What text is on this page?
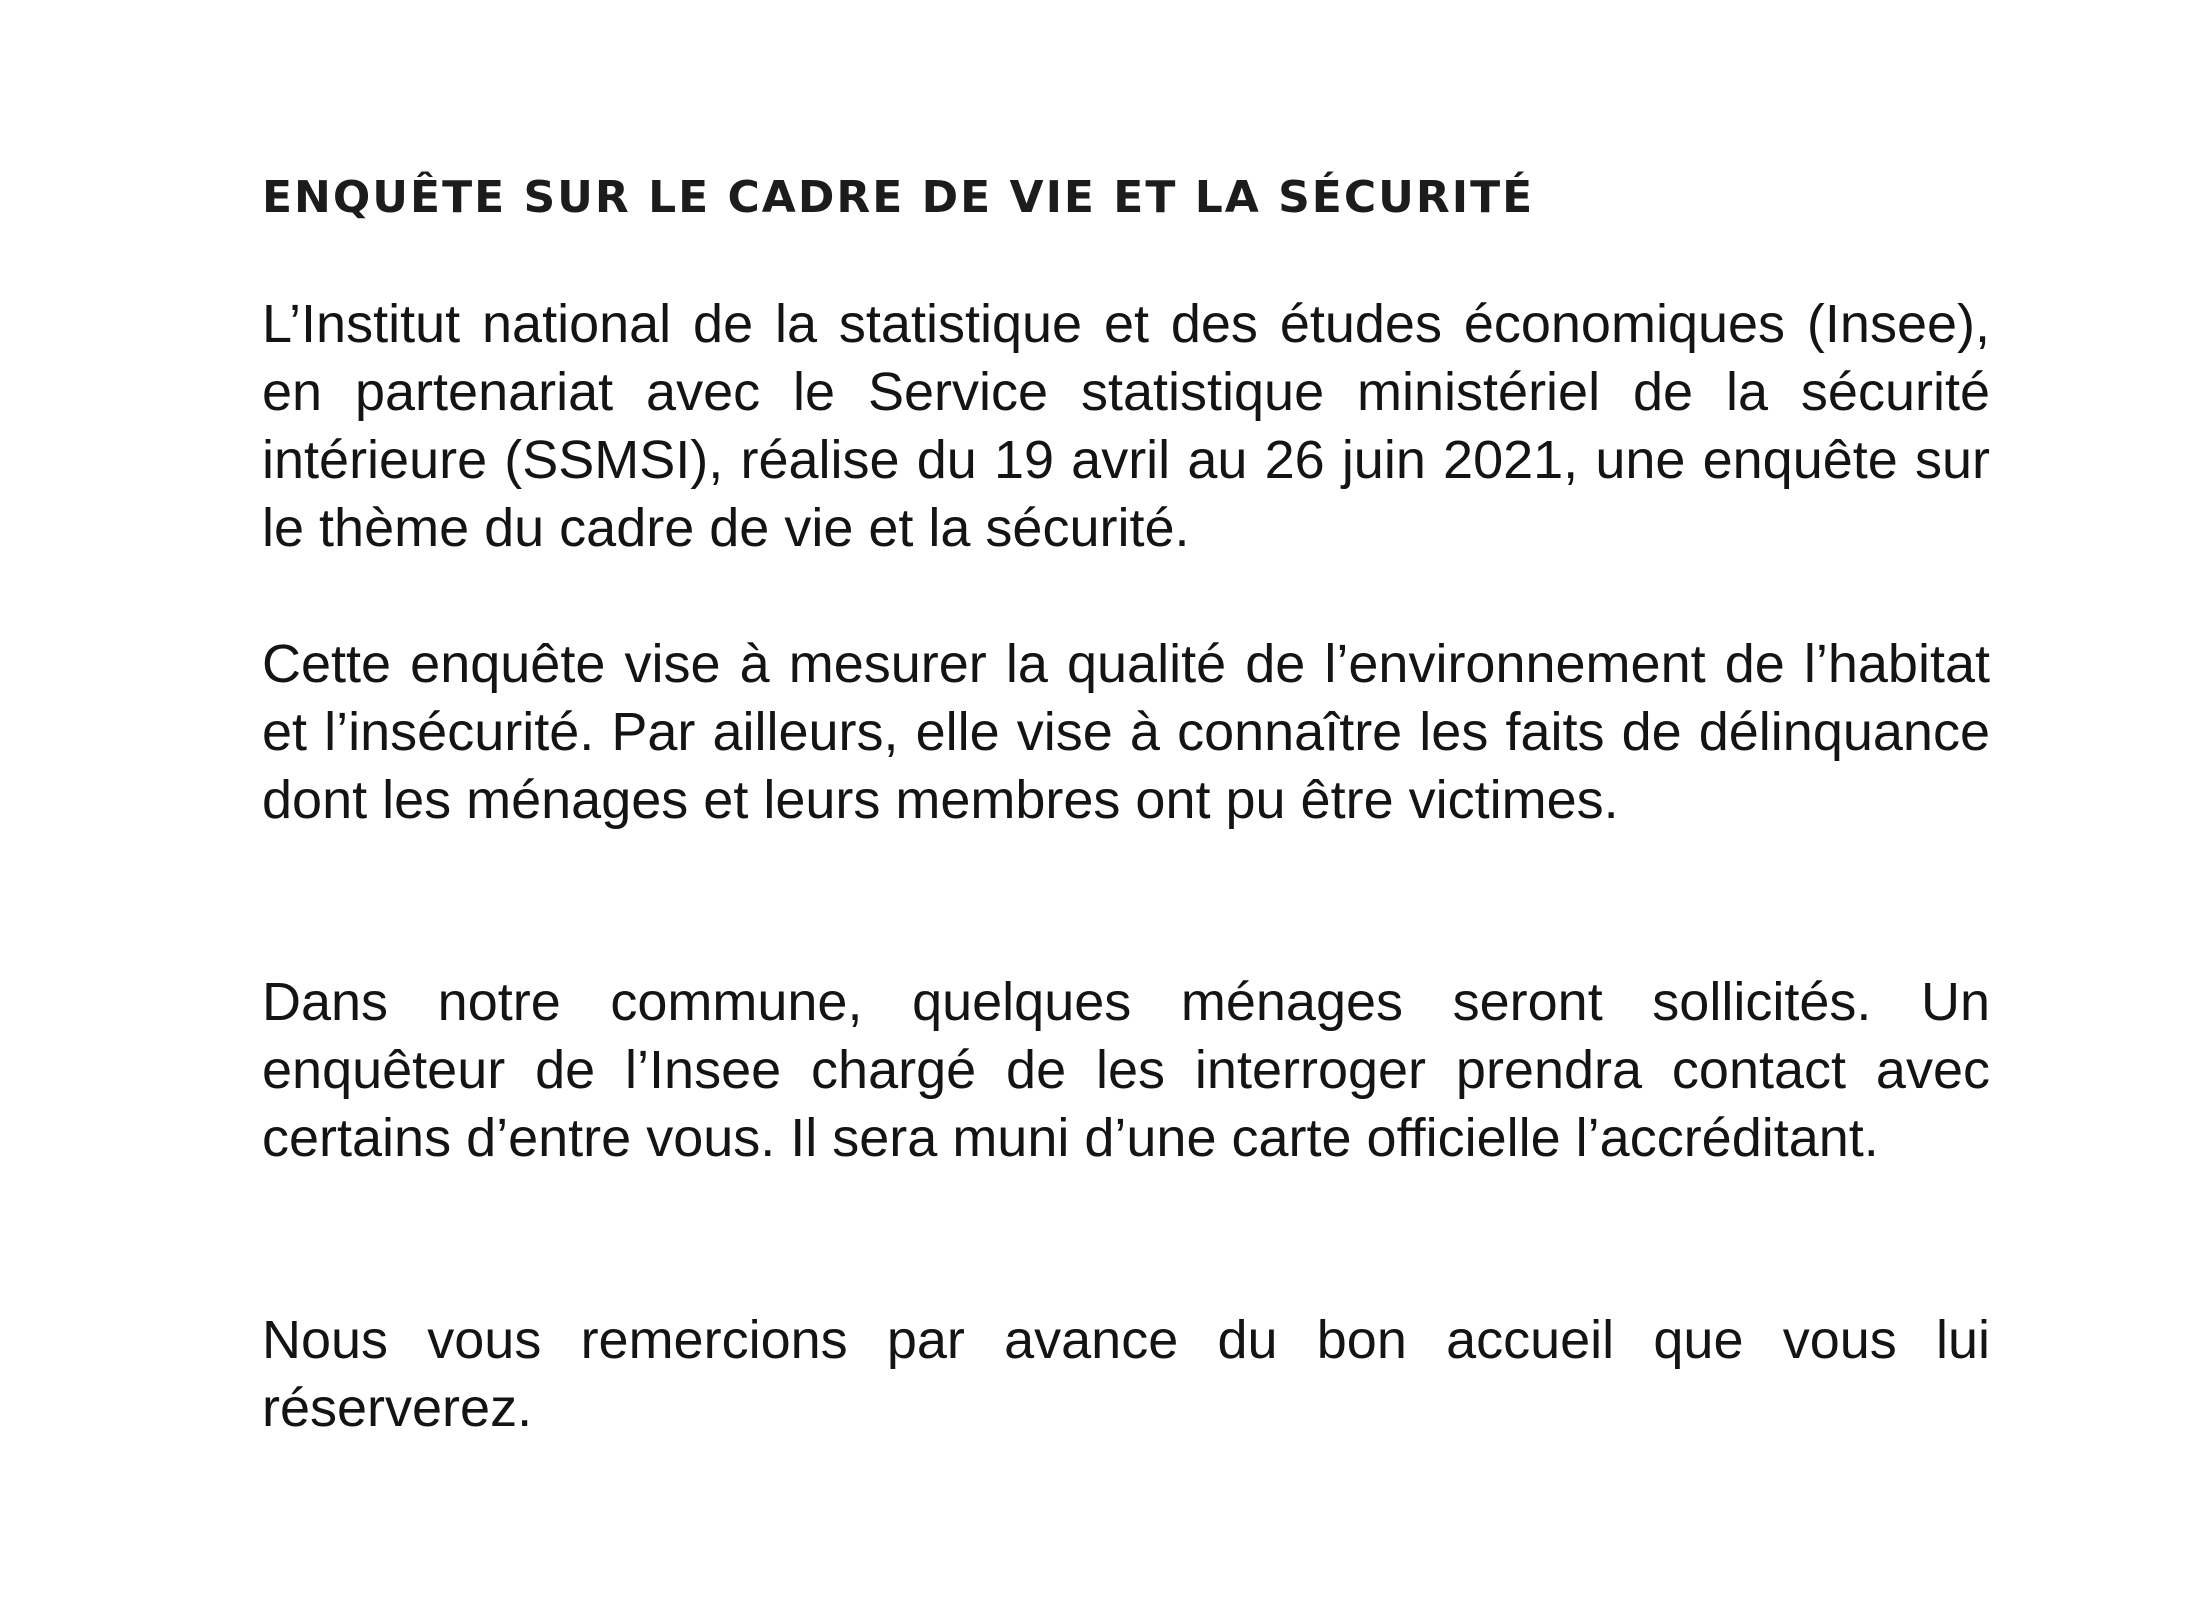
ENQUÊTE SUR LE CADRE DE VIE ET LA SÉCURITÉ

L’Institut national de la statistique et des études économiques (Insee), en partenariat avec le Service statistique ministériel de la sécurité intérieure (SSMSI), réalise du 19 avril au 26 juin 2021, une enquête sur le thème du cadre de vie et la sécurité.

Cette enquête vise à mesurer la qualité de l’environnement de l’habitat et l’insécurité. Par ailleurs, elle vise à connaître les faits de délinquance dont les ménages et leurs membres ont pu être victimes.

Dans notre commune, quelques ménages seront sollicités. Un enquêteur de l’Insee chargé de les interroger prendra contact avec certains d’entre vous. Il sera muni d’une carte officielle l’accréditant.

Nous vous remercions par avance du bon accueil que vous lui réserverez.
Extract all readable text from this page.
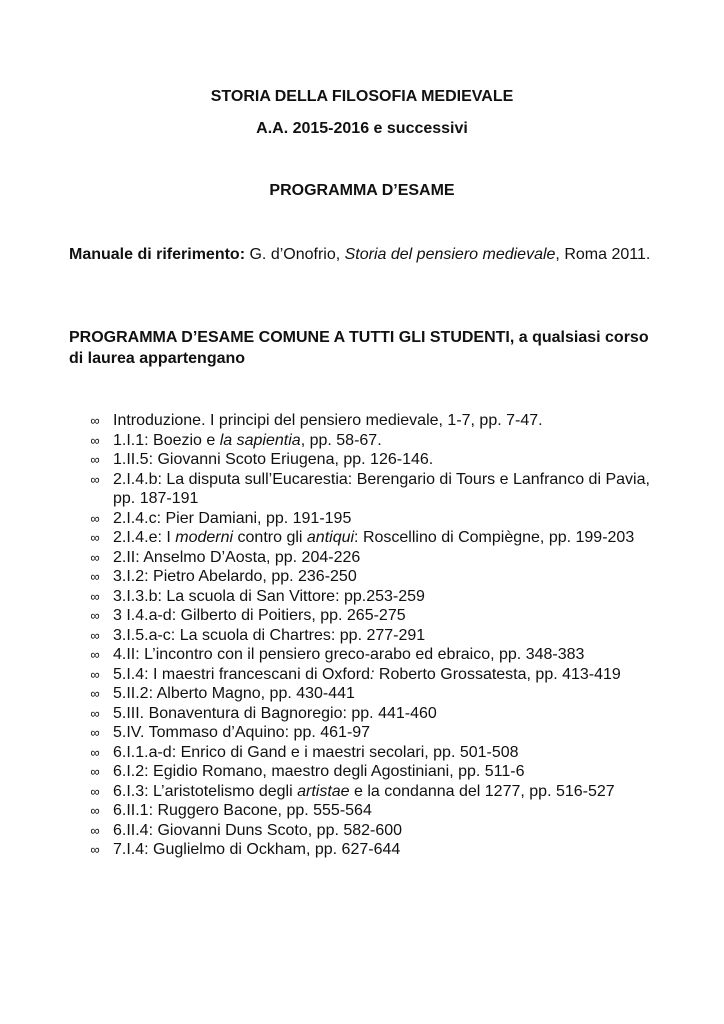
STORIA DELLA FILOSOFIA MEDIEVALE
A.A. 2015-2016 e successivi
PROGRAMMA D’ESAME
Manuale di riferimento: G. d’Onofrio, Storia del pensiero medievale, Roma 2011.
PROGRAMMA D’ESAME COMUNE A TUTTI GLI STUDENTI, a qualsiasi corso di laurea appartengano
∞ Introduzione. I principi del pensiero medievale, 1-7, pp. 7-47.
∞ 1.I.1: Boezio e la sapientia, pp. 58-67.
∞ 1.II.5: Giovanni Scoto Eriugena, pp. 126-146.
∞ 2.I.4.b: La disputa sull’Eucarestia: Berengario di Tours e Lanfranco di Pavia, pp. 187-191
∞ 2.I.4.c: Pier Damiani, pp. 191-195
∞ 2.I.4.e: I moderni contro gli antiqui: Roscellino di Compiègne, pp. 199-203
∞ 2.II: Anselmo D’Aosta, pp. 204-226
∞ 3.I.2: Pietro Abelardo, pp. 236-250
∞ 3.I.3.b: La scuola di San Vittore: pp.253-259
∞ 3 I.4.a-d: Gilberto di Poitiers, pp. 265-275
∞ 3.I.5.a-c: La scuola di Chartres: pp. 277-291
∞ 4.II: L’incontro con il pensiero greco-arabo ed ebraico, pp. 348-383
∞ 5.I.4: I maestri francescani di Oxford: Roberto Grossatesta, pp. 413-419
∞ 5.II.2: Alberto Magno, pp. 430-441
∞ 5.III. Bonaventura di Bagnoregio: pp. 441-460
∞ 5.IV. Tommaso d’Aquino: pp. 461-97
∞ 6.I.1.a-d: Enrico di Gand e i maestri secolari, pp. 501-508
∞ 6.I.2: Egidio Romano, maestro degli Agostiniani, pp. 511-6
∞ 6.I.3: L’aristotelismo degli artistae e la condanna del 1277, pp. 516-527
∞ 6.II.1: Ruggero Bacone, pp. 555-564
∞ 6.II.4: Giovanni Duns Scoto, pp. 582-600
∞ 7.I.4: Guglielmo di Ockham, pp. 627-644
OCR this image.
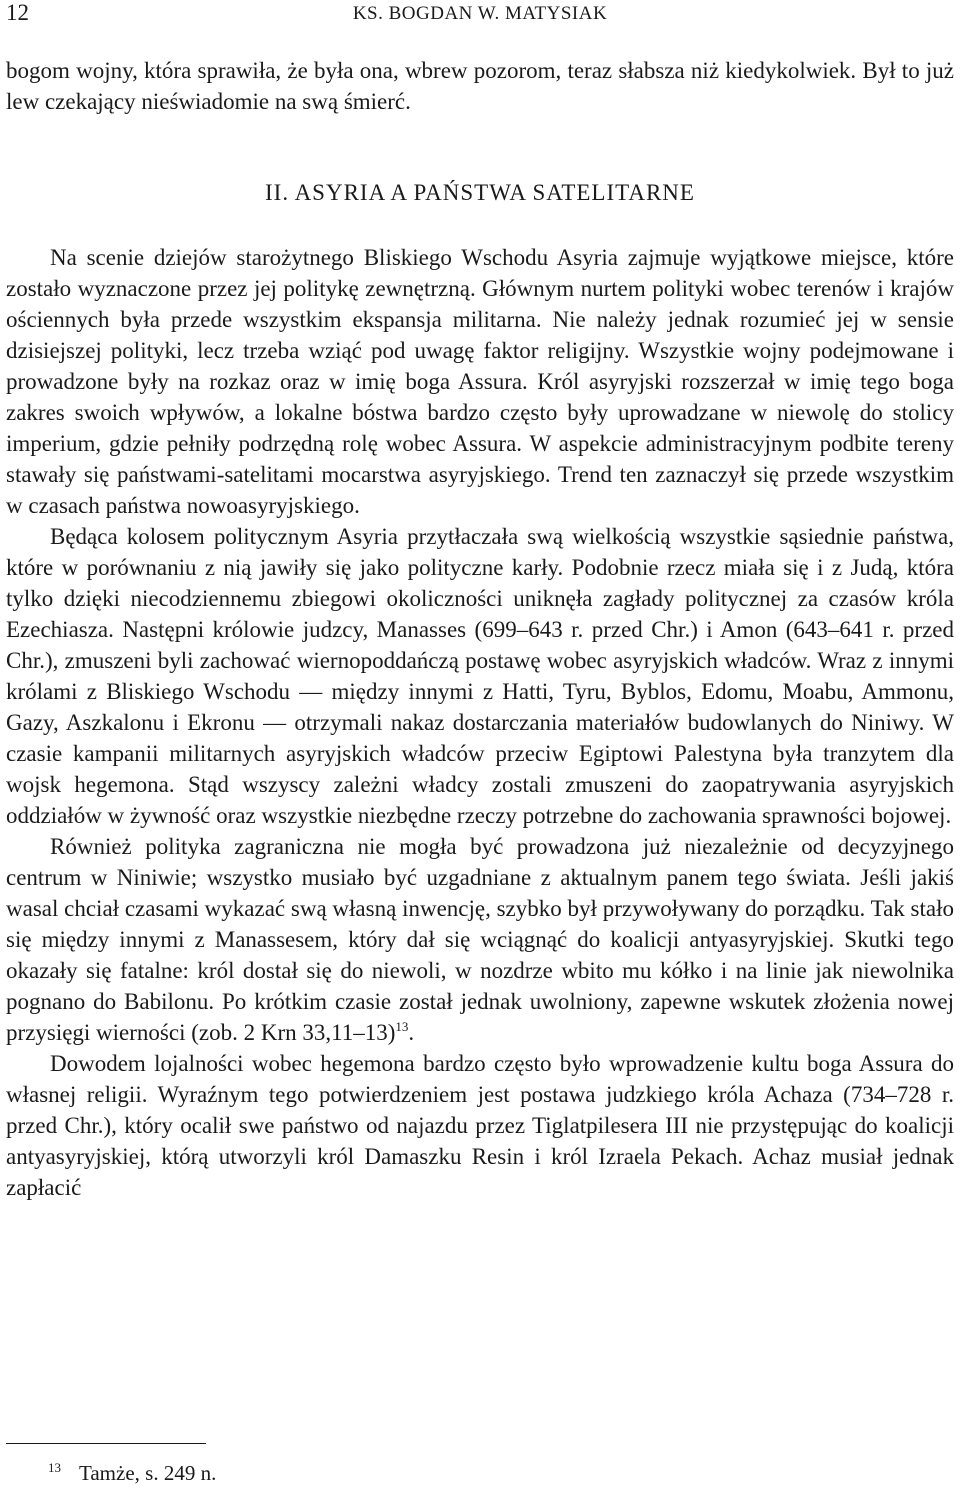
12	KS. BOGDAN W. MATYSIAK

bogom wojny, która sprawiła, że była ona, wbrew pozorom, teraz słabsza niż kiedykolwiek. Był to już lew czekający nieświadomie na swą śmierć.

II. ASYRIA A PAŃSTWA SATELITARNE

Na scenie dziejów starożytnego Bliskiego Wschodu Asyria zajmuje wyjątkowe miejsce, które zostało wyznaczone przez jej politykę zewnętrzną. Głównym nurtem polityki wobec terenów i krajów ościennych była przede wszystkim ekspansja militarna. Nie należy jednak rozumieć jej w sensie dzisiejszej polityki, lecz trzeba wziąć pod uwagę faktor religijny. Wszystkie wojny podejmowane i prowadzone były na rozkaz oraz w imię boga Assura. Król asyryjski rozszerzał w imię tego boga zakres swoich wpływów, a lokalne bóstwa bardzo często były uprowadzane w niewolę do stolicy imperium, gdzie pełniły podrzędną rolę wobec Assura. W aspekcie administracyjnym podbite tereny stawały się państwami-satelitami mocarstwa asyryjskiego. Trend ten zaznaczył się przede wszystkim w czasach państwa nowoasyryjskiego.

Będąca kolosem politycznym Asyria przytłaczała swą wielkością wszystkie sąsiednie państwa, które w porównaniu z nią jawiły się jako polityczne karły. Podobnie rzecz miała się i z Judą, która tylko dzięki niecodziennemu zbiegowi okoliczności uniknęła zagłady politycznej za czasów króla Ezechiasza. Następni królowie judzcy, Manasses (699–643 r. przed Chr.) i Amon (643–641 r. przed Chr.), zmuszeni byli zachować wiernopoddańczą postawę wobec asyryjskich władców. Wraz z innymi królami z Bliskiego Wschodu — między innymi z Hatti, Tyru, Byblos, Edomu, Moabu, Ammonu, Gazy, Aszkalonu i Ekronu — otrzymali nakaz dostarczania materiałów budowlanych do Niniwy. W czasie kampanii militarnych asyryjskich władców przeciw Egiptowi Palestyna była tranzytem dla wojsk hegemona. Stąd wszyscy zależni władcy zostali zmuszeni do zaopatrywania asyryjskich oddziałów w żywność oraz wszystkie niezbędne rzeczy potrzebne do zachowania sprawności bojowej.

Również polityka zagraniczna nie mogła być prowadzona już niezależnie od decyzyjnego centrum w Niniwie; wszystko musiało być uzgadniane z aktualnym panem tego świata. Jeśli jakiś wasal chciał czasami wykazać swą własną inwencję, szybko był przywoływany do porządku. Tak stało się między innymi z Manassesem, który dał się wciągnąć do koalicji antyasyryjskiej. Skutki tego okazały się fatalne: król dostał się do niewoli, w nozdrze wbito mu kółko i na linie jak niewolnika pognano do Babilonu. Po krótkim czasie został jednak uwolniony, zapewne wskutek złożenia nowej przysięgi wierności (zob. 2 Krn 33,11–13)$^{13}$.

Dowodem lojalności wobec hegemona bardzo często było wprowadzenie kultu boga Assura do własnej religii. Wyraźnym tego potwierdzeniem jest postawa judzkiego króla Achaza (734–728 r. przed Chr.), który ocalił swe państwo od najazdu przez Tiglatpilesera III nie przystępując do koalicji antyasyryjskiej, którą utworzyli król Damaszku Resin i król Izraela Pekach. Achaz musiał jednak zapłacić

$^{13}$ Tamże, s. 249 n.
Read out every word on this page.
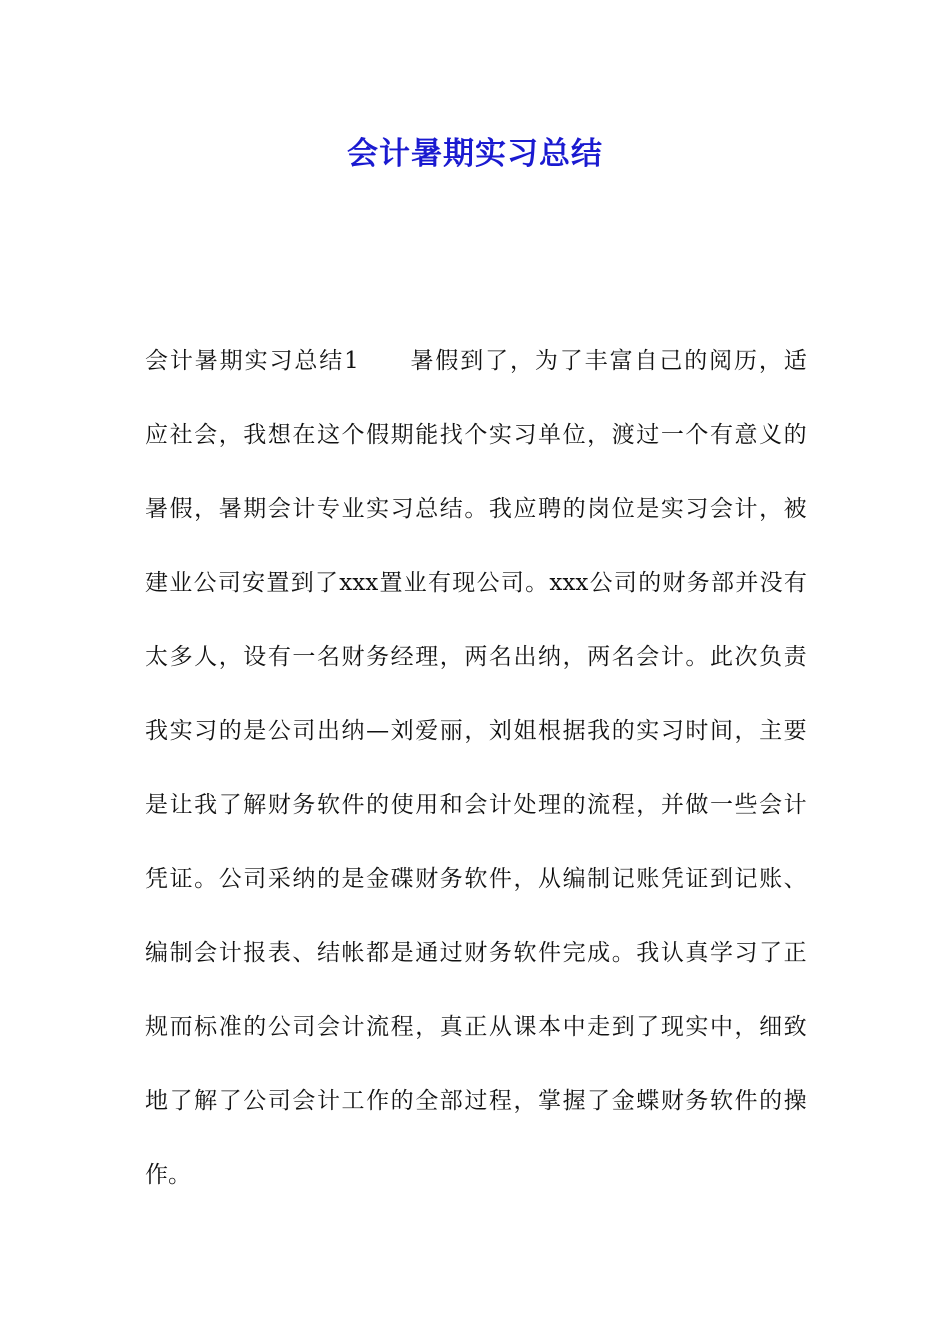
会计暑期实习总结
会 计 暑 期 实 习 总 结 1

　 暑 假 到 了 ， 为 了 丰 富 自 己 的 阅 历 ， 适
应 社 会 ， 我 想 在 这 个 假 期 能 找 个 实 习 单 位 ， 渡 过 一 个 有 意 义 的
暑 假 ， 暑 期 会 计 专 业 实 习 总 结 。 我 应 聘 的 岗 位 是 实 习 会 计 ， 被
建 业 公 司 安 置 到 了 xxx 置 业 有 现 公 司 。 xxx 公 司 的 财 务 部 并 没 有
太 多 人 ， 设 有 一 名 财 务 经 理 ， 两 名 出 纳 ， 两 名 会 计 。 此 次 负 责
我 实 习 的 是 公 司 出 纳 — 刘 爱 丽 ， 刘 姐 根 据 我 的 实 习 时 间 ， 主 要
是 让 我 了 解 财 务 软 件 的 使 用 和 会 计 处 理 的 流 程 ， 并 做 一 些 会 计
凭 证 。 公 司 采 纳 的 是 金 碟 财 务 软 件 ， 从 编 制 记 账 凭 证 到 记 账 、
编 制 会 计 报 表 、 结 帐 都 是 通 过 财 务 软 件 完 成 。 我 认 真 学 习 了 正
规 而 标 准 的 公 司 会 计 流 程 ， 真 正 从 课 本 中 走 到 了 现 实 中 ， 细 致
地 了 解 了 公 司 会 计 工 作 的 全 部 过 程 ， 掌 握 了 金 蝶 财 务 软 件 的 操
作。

--*--

**What the task asks**.
Output an exact copy of the lines from the one with "Read out every word on this page." through the closing line of the records, inclusive, without any images.

**The output**.
Read out every word on this page.
会计暑期实习总结
会 计 暑 期 实 习 总 结 1

　 暑 假 到 了 ， 为 了 丰 富 自 己 的 阅 历 ， 适
应 社 会 ， 我 想 在 这 个 假 期 能 找 个 实 习 单 位 ， 渡 过 一 个 有 意 义 的
暑 假 ， 暑 期 会 计 专 业 实 习 总 结 。 我 应 聘 的 岗 位 是 实 习 会 计 ， 被
建 业 公 司 安 置 到 了 xxx 置 业 有 现 公 司 。 xxx 公 司 的 财 务 部 并 没 有
太 多 人 ， 设 有 一 名 财 务 经 理 ， 两 名 出 纳 ， 两 名 会 计 。 此 次 负 责
我 实 习 的 是 公 司 出 纳 — 刘 爱 丽 ， 刘 姐 根 据 我 的 实 习 时 间 ， 主 要
是 让 我 了 解 财 务 软 件 的 使 用 和 会 计 处 理 的 流 程 ， 并 做 一 些 会 计
凭 证 。 公 司 采 纳 的 是 金 碟 财 务 软 件 ， 从 编 制 记 账 凭 证 到 记 账 、
编 制 会 计 报 表 、 结 帐 都 是 通 过 财 务 软 件 完 成 。 我 认 真 学 习 了 正
规 而 标 准 的 公 司 会 计 流 程 ， 真 正 从 课 本 中 走 到 了 现 实 中 ， 细 致
地 了 解 了 公 司 会 计 工 作 的 全 部 过 程 ， 掌 握 了 金 蝶 财 务 软 件 的 操
作。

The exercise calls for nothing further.